* [TASK TO COMPLETE]: Find and copy every line in the records that includes the string "params".
=====
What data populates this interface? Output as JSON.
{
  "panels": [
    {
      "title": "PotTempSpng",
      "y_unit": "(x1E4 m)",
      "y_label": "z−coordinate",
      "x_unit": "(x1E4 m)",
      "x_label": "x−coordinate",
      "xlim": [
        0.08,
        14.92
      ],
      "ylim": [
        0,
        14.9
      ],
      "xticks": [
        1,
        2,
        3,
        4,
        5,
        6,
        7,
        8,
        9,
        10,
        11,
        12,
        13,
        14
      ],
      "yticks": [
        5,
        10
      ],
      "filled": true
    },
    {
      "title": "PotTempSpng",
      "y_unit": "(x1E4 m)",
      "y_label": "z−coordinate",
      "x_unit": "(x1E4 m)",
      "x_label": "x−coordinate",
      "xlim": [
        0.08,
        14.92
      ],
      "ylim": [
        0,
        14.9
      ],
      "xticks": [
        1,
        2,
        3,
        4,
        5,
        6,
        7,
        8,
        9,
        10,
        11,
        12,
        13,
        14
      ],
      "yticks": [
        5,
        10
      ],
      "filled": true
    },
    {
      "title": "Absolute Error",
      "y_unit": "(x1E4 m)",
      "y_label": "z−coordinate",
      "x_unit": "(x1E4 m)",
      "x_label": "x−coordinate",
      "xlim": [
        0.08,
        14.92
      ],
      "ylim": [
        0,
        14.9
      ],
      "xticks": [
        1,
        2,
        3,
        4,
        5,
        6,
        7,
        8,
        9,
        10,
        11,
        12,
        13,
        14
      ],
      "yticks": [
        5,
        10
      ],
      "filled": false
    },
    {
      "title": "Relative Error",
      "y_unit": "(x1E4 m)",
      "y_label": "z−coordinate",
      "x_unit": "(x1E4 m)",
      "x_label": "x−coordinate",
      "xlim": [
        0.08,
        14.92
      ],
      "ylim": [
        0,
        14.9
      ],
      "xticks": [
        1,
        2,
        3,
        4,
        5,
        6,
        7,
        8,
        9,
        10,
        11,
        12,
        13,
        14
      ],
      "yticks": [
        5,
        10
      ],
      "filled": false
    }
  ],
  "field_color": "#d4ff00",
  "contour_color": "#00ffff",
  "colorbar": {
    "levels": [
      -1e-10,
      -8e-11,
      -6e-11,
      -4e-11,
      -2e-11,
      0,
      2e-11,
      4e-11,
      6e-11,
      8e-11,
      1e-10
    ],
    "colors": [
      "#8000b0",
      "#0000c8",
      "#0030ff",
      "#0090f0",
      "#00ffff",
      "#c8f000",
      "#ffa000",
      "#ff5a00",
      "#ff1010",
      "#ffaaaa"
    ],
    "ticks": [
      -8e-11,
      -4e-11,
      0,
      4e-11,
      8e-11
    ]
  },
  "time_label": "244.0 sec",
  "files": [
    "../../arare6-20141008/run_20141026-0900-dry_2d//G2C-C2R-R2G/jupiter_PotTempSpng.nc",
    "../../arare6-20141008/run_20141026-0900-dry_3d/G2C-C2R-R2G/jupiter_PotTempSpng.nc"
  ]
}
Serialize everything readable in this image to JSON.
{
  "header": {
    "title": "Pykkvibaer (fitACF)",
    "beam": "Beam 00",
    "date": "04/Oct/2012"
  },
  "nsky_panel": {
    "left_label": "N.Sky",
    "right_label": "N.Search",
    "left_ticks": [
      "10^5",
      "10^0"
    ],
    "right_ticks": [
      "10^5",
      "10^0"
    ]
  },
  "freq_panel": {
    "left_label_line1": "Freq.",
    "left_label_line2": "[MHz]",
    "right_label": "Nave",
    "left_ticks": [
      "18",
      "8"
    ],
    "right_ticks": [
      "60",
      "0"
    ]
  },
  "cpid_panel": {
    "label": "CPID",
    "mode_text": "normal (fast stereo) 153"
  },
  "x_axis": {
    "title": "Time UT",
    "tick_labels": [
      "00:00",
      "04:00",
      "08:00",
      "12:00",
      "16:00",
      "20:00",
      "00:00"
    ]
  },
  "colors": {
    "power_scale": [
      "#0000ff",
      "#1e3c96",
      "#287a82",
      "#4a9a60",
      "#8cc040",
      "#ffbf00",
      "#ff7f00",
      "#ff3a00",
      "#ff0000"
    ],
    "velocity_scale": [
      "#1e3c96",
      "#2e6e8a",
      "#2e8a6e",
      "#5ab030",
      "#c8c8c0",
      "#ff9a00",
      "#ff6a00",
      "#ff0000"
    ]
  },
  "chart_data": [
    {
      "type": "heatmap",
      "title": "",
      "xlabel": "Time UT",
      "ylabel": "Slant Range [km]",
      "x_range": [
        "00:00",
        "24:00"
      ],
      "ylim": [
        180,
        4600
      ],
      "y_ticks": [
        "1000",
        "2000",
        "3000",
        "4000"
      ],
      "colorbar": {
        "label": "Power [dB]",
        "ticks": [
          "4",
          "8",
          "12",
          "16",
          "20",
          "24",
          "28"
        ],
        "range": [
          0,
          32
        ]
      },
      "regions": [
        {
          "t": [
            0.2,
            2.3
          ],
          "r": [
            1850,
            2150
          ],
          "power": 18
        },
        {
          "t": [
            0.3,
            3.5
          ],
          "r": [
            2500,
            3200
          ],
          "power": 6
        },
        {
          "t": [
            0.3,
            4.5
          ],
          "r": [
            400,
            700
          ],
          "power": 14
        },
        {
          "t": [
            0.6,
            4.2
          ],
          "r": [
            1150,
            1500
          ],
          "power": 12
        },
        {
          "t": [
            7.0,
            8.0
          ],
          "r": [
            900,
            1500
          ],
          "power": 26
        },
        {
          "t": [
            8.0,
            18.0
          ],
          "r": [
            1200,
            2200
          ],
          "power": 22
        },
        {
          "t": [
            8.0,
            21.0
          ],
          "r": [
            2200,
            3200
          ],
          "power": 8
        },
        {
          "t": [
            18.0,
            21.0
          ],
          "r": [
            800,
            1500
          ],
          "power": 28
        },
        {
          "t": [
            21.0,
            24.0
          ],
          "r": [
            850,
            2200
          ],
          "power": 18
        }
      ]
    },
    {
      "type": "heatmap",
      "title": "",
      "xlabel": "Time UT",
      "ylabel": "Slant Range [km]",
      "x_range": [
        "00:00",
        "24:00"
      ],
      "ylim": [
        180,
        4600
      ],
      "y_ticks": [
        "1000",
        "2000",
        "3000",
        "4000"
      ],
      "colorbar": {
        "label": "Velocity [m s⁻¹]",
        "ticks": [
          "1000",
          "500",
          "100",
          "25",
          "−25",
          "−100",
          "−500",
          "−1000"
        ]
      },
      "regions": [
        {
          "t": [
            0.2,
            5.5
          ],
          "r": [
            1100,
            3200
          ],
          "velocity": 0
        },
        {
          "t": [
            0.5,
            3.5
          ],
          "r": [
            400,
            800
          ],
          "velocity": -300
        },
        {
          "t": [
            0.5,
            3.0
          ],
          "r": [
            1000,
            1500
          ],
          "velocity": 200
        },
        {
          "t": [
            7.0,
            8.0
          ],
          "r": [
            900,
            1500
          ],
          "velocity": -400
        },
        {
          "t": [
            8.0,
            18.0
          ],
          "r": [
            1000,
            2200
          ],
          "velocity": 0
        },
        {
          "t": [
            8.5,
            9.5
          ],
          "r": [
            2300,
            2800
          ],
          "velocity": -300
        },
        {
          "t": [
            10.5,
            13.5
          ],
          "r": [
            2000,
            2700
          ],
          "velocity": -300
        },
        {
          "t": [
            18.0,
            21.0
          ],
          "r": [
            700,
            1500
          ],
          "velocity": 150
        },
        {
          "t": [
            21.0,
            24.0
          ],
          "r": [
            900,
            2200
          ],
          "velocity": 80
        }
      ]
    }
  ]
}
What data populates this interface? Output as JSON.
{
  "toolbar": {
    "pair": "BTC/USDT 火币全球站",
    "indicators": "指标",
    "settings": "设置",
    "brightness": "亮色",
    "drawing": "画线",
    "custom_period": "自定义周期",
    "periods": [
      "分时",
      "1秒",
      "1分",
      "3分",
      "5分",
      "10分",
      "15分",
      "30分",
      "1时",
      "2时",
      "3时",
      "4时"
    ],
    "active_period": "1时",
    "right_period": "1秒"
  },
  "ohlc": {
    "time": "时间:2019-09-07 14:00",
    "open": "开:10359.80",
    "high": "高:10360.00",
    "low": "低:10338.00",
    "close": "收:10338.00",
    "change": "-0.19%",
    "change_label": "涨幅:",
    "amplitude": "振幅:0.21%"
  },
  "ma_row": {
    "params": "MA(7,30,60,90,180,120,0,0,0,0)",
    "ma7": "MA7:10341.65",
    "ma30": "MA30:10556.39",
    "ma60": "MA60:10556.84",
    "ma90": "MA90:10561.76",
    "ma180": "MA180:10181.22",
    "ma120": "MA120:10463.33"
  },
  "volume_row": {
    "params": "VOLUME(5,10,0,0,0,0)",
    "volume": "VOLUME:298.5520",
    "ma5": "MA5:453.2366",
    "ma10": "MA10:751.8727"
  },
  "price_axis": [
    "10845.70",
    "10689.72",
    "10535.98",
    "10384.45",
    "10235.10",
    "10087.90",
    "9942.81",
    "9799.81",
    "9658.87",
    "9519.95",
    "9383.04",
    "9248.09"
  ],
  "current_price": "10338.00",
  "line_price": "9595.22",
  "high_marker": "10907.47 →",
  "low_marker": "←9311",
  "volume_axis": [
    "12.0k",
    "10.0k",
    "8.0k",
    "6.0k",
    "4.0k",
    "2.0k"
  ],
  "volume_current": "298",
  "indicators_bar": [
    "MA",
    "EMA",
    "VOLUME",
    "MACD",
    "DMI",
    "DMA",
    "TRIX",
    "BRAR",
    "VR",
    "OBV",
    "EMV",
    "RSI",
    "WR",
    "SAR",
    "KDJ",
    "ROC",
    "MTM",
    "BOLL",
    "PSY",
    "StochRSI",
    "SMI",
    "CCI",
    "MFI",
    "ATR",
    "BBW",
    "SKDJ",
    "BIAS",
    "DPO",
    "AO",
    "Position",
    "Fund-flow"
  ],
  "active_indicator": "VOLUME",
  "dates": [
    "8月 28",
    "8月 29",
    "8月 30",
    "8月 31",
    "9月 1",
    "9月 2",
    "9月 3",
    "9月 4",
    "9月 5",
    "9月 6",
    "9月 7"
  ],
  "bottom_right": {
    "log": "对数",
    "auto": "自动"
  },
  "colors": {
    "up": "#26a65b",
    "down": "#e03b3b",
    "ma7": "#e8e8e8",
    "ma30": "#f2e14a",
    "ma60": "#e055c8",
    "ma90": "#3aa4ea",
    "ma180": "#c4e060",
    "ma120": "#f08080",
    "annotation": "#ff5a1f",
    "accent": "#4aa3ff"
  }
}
=====
* [CORRECT RESPONSE]:
    "params": "MA(7,30,60,90,180,120,0,0,0,0)",
    "params": "VOLUME(5,10,0,0,0,0)",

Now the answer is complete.